— Goal of the exercise —
Write out the whole listing, matching it exactly.

— Data rows —
· · ·
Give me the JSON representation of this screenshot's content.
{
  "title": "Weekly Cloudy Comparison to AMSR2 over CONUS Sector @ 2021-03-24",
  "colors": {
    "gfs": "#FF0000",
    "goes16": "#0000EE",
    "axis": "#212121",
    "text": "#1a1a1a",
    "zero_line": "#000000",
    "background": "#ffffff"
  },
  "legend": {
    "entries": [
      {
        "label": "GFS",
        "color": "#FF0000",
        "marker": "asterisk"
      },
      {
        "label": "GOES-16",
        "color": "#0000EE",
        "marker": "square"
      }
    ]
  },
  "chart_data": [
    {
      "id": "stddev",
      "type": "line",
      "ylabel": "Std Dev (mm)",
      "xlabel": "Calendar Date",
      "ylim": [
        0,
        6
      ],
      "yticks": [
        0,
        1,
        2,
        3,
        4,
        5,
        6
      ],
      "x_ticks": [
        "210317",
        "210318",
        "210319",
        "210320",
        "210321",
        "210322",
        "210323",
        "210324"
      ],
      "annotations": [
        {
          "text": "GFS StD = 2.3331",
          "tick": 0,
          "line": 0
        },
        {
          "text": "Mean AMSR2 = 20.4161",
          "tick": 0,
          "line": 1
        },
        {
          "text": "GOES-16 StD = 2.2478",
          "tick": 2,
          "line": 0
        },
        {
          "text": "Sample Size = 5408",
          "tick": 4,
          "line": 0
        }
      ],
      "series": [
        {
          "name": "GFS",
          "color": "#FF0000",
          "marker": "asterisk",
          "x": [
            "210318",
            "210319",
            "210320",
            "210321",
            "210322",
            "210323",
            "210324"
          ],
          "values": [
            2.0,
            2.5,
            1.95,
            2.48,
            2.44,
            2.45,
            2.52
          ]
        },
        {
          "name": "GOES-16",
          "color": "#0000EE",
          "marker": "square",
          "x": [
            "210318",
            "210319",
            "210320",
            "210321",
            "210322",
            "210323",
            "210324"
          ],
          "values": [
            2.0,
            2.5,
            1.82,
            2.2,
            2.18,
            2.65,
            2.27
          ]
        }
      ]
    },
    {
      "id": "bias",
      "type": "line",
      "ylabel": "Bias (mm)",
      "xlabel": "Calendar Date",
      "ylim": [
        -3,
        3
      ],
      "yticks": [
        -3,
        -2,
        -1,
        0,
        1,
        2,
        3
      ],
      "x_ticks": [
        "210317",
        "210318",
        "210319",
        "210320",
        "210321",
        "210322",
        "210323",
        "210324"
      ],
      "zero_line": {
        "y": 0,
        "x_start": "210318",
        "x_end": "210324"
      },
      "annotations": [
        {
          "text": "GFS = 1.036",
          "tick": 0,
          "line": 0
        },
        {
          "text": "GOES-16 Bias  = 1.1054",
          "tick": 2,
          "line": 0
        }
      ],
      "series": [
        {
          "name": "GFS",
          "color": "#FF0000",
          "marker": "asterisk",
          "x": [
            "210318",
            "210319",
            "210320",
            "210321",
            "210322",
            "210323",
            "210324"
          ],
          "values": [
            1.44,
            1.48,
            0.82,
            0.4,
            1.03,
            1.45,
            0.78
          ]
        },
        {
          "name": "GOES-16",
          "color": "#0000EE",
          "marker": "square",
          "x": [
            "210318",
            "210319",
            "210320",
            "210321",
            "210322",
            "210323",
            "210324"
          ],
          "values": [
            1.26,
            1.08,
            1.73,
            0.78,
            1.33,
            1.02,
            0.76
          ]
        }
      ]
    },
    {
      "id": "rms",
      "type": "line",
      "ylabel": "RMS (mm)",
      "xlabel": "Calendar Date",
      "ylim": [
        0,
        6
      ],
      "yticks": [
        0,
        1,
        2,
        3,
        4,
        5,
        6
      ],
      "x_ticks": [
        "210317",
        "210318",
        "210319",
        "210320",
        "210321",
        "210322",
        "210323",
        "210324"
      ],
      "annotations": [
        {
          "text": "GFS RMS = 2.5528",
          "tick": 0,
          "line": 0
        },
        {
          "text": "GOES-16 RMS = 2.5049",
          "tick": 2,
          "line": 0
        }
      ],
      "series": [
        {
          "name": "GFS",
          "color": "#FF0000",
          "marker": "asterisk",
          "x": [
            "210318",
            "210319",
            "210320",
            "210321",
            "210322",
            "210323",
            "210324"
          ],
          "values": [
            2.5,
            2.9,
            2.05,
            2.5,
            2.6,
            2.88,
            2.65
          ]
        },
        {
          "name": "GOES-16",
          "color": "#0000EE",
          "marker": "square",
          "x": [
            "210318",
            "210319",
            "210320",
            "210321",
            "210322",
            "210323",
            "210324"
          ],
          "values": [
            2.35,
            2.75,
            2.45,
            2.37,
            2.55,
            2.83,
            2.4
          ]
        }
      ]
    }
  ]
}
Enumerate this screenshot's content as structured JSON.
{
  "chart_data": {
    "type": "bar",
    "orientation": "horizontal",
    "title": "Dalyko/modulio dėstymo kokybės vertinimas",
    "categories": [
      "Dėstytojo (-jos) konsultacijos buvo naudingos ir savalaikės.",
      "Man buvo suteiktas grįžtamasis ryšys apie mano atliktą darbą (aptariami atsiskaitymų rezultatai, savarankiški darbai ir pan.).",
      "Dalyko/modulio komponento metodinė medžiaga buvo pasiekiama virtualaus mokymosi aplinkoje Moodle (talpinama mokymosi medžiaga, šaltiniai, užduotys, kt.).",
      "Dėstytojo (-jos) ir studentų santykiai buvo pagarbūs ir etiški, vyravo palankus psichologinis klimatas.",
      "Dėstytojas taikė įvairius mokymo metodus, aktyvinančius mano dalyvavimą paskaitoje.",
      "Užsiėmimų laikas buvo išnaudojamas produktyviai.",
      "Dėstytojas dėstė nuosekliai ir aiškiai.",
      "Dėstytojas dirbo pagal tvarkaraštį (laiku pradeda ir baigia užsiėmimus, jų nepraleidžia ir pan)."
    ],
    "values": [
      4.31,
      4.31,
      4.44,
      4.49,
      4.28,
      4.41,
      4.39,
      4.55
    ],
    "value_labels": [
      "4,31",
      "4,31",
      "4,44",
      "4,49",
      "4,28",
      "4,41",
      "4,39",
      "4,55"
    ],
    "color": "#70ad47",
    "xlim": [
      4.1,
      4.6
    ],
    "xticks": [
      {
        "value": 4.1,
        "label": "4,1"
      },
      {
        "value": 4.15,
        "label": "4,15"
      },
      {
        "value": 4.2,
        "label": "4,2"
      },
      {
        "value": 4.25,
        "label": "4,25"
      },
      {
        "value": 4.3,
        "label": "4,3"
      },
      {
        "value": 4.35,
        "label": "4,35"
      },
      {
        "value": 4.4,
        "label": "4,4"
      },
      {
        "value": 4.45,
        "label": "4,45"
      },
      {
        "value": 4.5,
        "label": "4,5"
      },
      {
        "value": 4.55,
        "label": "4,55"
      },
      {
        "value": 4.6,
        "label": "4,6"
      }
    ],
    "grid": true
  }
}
· · ·
— Exercise result —
Give me the JSON representation of this screenshot's content.
{
  "title": "Weekly Cloudy Comparison to AMSR2 over CONUS Sector @ 2021-03-24",
  "colors": {
    "gfs": "#FF0000",
    "goes16": "#0000EE",
    "axis": "#212121",
    "text": "#1a1a1a",
    "zero_line": "#000000",
    "background": "#ffffff"
  },
  "legend": {
    "entries": [
      {
        "label": "GFS",
        "color": "#FF0000",
        "marker": "asterisk"
      },
      {
        "label": "GOES-16",
        "color": "#0000EE",
        "marker": "square"
      }
    ]
  },
  "chart_data": [
    {
      "id": "stddev",
      "type": "line",
      "ylabel": "Std Dev (mm)",
      "xlabel": "Calendar Date",
      "ylim": [
        0,
        6
      ],
      "yticks": [
        0,
        1,
        2,
        3,
        4,
        5,
        6
      ],
      "x_ticks": [
        "210317",
        "210318",
        "210319",
        "210320",
        "210321",
        "210322",
        "210323",
        "210324"
      ],
      "annotations": [
        {
          "text": "GFS StD = 2.3331",
          "tick": 0,
          "line": 0
        },
        {
          "text": "Mean AMSR2 = 20.4161",
          "tick": 0,
          "line": 1
        },
        {
          "text": "GOES-16 StD = 2.2478",
          "tick": 2,
          "line": 0
        },
        {
          "text": "Sample Size = 5408",
          "tick": 4,
          "line": 0
        }
      ],
      "series": [
        {
          "name": "GFS",
          "color": "#FF0000",
          "marker": "asterisk",
          "x": [
            "210318",
            "210319",
            "210320",
            "210321",
            "210322",
            "210323",
            "210324"
          ],
          "values": [
            2.0,
            2.5,
            1.95,
            2.48,
            2.44,
            2.45,
            2.52
          ]
        },
        {
          "name": "GOES-16",
          "color": "#0000EE",
          "marker": "square",
          "x": [
            "210318",
            "210319",
            "210320",
            "210321",
            "210322",
            "210323",
            "210324"
          ],
          "values": [
            2.0,
            2.5,
            1.82,
            2.2,
            2.18,
            2.65,
            2.27
          ]
        }
      ]
    },
    {
      "id": "bias",
      "type": "line",
      "ylabel": "Bias (mm)",
      "xlabel": "Calendar Date",
      "ylim": [
        -3,
        3
      ],
      "yticks": [
        -3,
        -2,
        -1,
        0,
        1,
        2,
        3
      ],
      "x_ticks": [
        "210317",
        "210318",
        "210319",
        "210320",
        "210321",
        "210322",
        "210323",
        "210324"
      ],
      "zero_line": {
        "y": 0,
        "x_start": "210318",
        "x_end": "210324"
      },
      "annotations": [
        {
          "text": "GFS = 1.036",
          "tick": 0,
          "line": 0
        },
        {
          "text": "GOES-16 Bias  = 1.1054",
          "tick": 2,
          "line": 0
        }
      ],
      "series": [
        {
          "name": "GFS",
          "color": "#FF0000",
          "marker": "asterisk",
          "x": [
            "210318",
            "210319",
            "210320",
            "210321",
            "210322",
            "210323",
            "210324"
          ],
          "values": [
            1.44,
            1.48,
            0.82,
            0.4,
            1.03,
            1.45,
            0.78
          ]
        },
        {
          "name": "GOES-16",
          "color": "#0000EE",
          "marker": "square",
          "x": [
            "210318",
            "210319",
            "210320",
            "210321",
            "210322",
            "210323",
            "210324"
          ],
          "values": [
            1.26,
            1.08,
            1.73,
            0.78,
            1.33,
            1.02,
            0.76
          ]
        }
      ]
    },
    {
      "id": "rms",
      "type": "line",
      "ylabel": "RMS (mm)",
      "xlabel": "Calendar Date",
      "ylim": [
        0,
        6
      ],
      "yticks": [
        0,
        1,
        2,
        3,
        4,
        5,
        6
      ],
      "x_ticks": [
        "210317",
        "210318",
        "210319",
        "210320",
        "210321",
        "210322",
        "210323",
        "210324"
      ],
      "annotations": [
        {
          "text": "GFS RMS = 2.5528",
          "tick": 0,
          "line": 0
        },
        {
          "text": "GOES-16 RMS = 2.5049",
          "tick": 2,
          "line": 0
        }
      ],
      "series": [
        {
          "name": "GFS",
          "color": "#FF0000",
          "marker": "asterisk",
          "x": [
            "210318",
            "210319",
            "210320",
            "210321",
            "210322",
            "210323",
            "210324"
          ],
          "values": [
            2.5,
            2.9,
            2.05,
            2.5,
            2.6,
            2.88,
            2.65
          ]
        },
        {
          "name": "GOES-16",
          "color": "#0000EE",
          "marker": "square",
          "x": [
            "210318",
            "210319",
            "210320",
            "210321",
            "210322",
            "210323",
            "210324"
          ],
          "values": [
            2.35,
            2.75,
            2.45,
            2.37,
            2.55,
            2.83,
            2.4
          ]
        }
      ]
    }
  ]
}
Enumerate this screenshot's content as structured JSON.
{
  "chart_data": {
    "type": "bar",
    "orientation": "horizontal",
    "title": "Dalyko/modulio dėstymo kokybės vertinimas",
    "categories": [
      "Dėstytojo (-jos) konsultacijos buvo naudingos ir savalaikės.",
      "Man buvo suteiktas grįžtamasis ryšys apie mano atliktą darbą (aptariami atsiskaitymų rezultatai, savarankiški darbai ir pan.).",
      "Dalyko/modulio komponento metodinė medžiaga buvo pasiekiama virtualaus mokymosi aplinkoje Moodle (talpinama mokymosi medžiaga, šaltiniai, užduotys, kt.).",
      "Dėstytojo (-jos) ir studentų santykiai buvo pagarbūs ir etiški, vyravo palankus psichologinis klimatas.",
      "Dėstytojas taikė įvairius mokymo metodus, aktyvinančius mano dalyvavimą paskaitoje.",
      "Užsiėmimų laikas buvo išnaudojamas produktyviai.",
      "Dėstytojas dėstė nuosekliai ir aiškiai.",
      "Dėstytojas dirbo pagal tvarkaraštį (laiku pradeda ir baigia užsiėmimus, jų nepraleidžia ir pan)."
    ],
    "values": [
      4.31,
      4.31,
      4.44,
      4.49,
      4.28,
      4.41,
      4.39,
      4.55
    ],
    "value_labels": [
      "4,31",
      "4,31",
      "4,44",
      "4,49",
      "4,28",
      "4,41",
      "4,39",
      "4,55"
    ],
    "color": "#70ad47",
    "xlim": [
      4.1,
      4.6
    ],
    "xticks": [
      {
        "value": 4.1,
        "label": "4,1"
      },
      {
        "value": 4.15,
        "label": "4,15"
      },
      {
        "value": 4.2,
        "label": "4,2"
      },
      {
        "value": 4.25,
        "label": "4,25"
      },
      {
        "value": 4.3,
        "label": "4,3"
      },
      {
        "value": 4.35,
        "label": "4,35"
      },
      {
        "value": 4.4,
        "label": "4,4"
      },
      {
        "value": 4.45,
        "label": "4,45"
      },
      {
        "value": 4.5,
        "label": "4,5"
      },
      {
        "value": 4.55,
        "label": "4,55"
      },
      {
        "value": 4.6,
        "label": "4,6"
      }
    ],
    "grid": true
  }
}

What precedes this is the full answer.